◆ **Directions**
How many lines of these entries hold the string "this"? Reply with the number alone.
────────
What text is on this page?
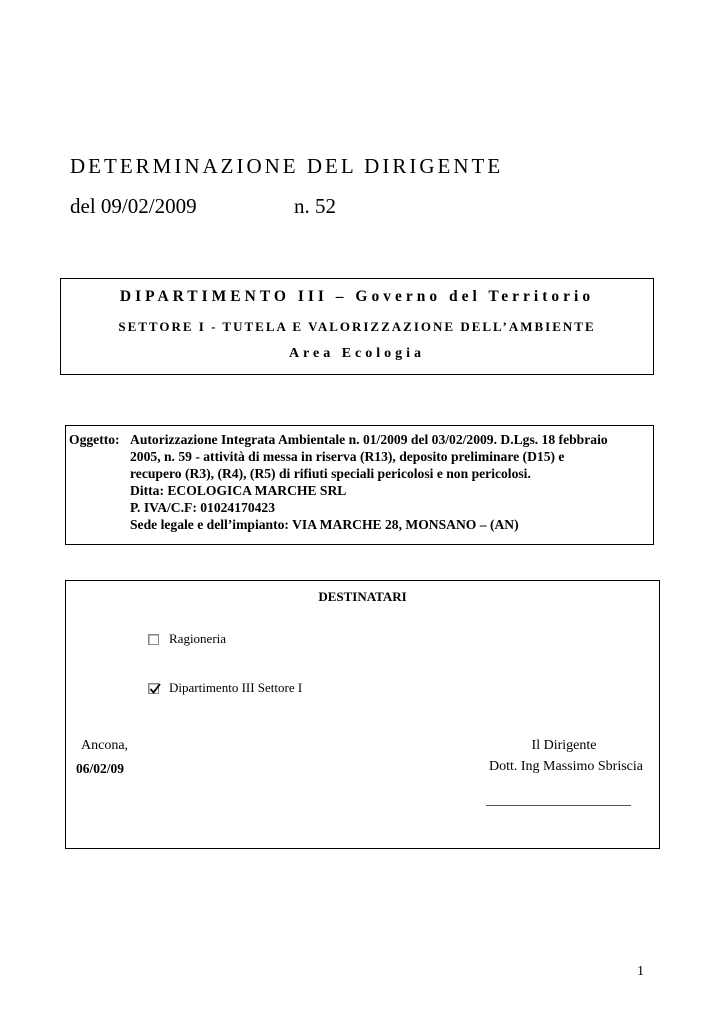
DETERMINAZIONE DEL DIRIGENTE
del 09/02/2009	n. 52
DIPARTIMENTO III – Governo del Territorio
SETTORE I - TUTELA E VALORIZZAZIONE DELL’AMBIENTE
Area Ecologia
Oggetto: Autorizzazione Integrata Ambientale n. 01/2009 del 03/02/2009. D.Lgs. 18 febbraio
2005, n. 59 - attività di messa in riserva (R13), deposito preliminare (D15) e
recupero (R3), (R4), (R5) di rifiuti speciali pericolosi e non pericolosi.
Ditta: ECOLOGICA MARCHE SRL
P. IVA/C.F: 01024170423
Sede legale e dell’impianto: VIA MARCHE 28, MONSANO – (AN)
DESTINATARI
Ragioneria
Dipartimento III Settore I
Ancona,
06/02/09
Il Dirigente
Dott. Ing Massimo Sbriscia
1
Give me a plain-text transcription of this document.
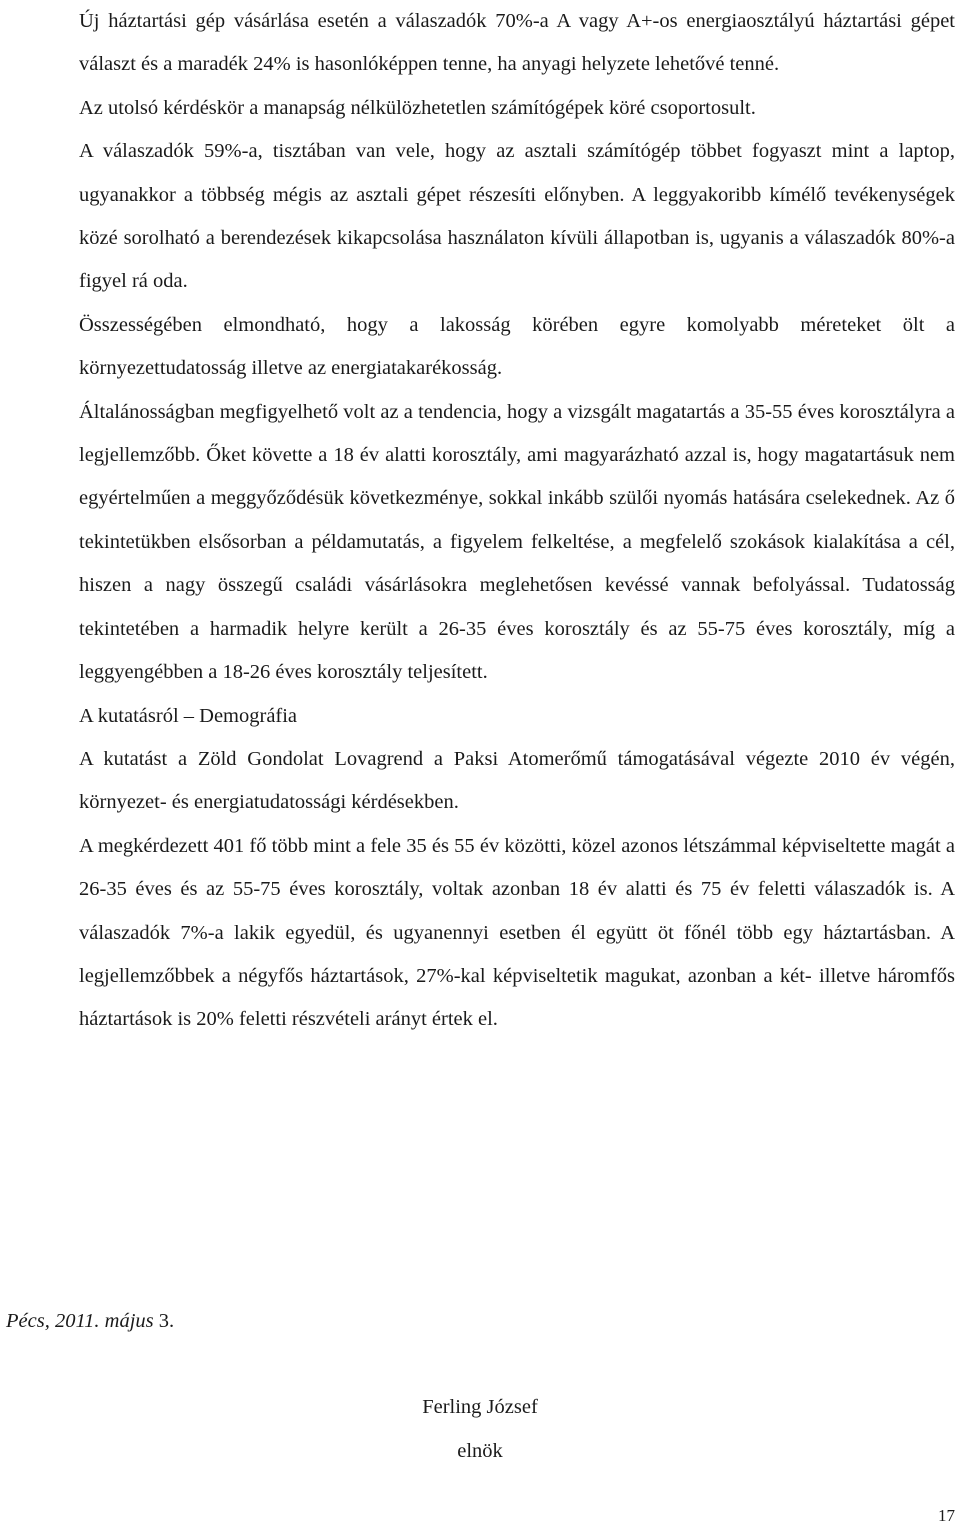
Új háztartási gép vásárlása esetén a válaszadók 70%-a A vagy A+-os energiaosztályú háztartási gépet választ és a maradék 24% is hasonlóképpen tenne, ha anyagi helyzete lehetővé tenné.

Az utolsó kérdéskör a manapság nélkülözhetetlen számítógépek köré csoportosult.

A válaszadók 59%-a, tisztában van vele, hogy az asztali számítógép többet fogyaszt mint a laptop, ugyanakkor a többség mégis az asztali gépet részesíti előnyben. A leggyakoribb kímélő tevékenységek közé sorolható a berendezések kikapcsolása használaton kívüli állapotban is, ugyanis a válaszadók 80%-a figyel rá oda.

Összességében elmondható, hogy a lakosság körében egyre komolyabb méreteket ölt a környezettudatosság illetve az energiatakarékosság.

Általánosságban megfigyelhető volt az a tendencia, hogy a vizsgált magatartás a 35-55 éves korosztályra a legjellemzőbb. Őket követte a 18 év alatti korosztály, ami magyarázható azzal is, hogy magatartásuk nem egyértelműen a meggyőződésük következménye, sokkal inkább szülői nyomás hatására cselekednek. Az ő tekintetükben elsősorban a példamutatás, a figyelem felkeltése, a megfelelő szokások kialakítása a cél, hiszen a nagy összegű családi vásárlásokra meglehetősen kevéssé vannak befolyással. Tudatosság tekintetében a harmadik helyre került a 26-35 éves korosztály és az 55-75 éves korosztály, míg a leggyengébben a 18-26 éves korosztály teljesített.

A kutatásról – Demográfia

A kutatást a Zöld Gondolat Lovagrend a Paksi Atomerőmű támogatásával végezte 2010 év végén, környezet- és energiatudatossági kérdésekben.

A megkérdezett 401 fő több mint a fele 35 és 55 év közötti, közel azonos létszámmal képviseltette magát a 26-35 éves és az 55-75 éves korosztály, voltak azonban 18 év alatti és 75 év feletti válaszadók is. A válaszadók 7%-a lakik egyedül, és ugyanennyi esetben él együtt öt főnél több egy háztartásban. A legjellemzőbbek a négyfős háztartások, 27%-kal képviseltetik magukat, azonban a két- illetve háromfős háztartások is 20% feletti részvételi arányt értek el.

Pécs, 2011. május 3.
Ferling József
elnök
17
────────
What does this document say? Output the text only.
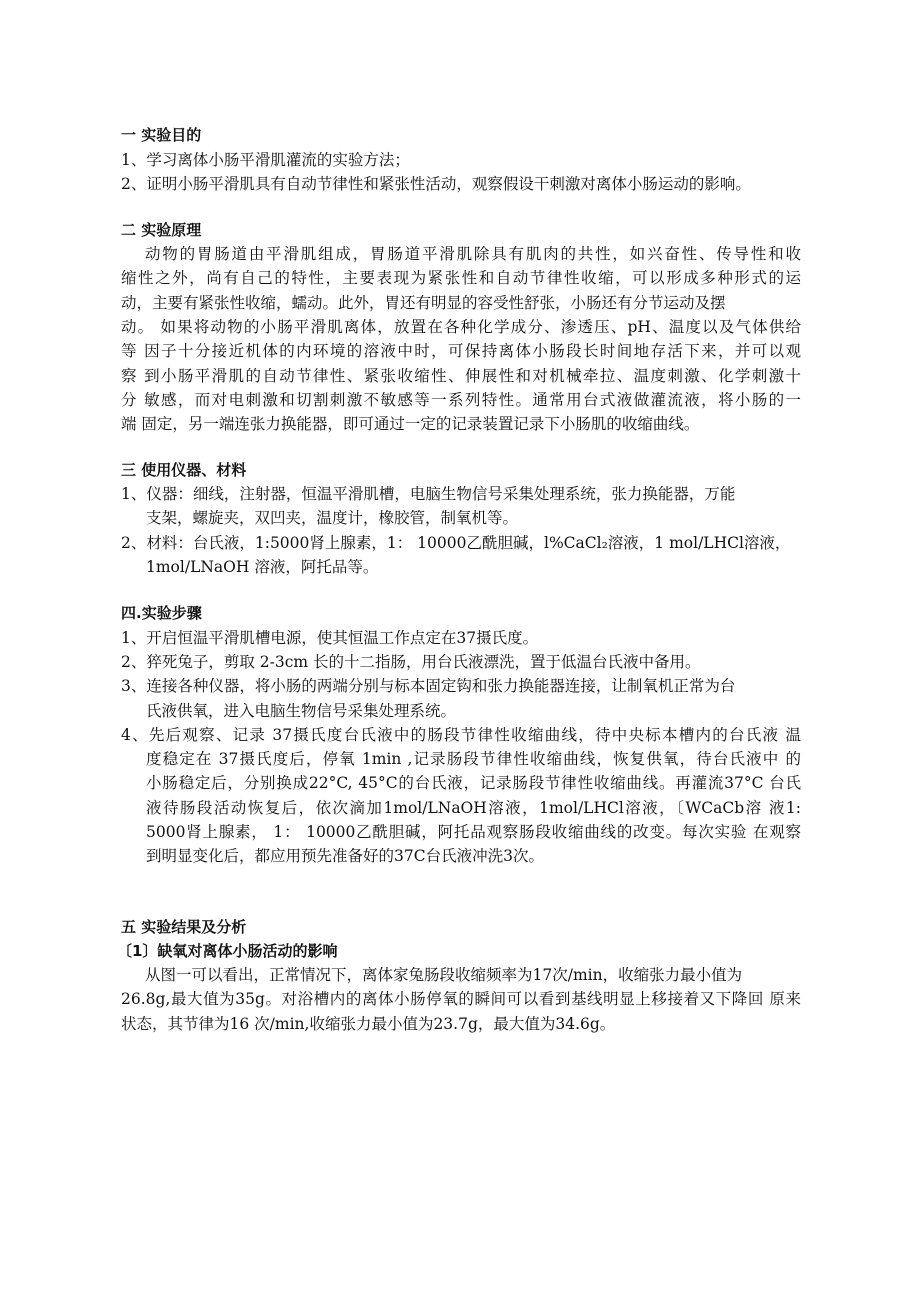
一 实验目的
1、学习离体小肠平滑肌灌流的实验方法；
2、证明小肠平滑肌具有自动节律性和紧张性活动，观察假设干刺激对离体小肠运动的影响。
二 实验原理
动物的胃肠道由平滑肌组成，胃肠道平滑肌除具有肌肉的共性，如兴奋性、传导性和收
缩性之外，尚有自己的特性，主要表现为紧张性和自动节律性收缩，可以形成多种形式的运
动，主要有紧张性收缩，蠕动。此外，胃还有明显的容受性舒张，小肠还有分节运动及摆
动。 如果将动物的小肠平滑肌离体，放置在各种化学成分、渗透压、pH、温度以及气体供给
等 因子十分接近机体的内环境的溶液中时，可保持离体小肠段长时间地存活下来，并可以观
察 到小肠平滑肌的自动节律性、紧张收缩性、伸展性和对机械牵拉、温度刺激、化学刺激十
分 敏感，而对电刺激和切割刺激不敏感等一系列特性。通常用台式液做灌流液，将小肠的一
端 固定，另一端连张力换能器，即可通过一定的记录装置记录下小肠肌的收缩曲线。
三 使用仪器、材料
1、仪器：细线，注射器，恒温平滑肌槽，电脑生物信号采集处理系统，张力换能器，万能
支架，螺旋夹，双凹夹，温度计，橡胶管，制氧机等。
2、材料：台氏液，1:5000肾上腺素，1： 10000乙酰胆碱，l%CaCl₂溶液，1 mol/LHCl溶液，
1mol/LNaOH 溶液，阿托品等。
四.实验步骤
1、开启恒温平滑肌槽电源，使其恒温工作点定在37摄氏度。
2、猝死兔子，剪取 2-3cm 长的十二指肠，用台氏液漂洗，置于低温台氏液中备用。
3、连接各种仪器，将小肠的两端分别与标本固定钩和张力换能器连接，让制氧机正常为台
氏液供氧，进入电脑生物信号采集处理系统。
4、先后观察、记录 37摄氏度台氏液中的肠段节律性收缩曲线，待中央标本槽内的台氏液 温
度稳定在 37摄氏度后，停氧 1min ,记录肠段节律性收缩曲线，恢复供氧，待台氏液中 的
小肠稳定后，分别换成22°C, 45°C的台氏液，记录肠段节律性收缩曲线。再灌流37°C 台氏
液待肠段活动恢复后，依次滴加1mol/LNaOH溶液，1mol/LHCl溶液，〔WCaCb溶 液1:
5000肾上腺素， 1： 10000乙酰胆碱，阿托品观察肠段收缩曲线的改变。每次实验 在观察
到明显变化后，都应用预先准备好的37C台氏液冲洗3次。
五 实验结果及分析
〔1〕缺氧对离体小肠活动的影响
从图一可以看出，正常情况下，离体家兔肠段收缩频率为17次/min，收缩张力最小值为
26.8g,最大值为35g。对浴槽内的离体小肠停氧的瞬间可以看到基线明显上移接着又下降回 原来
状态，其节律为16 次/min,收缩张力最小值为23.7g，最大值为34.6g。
────────
◆ **The output**
3